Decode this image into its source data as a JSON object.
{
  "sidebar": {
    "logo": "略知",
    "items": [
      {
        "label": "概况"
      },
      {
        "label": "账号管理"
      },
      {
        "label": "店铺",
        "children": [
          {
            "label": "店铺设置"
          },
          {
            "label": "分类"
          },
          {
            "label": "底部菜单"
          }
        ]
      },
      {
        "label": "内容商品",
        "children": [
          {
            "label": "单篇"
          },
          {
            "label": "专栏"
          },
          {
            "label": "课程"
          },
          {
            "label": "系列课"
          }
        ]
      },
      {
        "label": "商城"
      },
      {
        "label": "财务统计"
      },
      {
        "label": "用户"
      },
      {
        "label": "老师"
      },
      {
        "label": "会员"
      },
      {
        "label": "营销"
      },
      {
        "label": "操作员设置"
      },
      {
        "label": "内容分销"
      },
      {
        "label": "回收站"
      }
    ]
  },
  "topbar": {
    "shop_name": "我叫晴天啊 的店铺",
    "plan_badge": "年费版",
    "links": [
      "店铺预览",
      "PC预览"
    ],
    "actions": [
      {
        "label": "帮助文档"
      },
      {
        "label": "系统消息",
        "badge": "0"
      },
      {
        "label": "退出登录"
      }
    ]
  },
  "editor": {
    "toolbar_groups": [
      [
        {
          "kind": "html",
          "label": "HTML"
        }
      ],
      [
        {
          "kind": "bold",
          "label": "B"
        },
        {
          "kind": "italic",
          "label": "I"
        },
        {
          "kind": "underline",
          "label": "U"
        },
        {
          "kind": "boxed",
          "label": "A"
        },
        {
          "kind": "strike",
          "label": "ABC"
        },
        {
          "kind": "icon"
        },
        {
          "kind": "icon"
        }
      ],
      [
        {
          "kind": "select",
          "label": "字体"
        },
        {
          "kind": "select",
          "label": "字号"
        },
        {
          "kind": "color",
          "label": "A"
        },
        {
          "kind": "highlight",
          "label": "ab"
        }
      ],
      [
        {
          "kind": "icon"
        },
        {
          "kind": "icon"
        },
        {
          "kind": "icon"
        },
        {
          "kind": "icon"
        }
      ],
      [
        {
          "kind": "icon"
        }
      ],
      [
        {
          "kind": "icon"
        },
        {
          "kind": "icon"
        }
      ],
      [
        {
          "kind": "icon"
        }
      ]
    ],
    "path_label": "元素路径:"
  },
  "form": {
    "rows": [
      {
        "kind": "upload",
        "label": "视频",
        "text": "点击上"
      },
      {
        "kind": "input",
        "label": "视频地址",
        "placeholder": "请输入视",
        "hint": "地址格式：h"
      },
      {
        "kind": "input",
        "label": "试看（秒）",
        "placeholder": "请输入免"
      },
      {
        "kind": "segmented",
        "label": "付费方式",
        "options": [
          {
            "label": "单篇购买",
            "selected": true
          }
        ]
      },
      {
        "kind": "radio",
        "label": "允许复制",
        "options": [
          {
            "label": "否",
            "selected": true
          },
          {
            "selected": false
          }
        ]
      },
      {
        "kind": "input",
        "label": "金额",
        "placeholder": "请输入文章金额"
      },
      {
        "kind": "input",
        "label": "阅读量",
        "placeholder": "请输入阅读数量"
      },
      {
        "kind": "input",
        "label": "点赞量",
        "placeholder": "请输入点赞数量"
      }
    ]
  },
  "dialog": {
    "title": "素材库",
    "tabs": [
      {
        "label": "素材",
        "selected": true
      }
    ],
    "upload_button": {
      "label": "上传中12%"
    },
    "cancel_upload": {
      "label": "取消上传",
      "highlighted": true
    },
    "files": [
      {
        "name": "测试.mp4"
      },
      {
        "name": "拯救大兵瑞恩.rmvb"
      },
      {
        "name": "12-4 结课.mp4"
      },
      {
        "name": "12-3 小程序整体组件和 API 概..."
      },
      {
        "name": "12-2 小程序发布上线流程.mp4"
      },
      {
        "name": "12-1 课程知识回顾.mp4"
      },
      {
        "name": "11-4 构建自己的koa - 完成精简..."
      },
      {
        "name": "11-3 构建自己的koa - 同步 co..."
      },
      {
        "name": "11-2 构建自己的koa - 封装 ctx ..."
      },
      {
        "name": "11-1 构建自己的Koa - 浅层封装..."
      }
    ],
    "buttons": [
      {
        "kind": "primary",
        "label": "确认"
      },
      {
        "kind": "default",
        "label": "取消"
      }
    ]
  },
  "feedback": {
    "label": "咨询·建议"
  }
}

----

WORK TO DO - Report every line in the data above in which the word "selected" appears.

ANSWER TO THE EXERCISE -
            "selected": true
            "selected": true
            "selected": false
        "selected": true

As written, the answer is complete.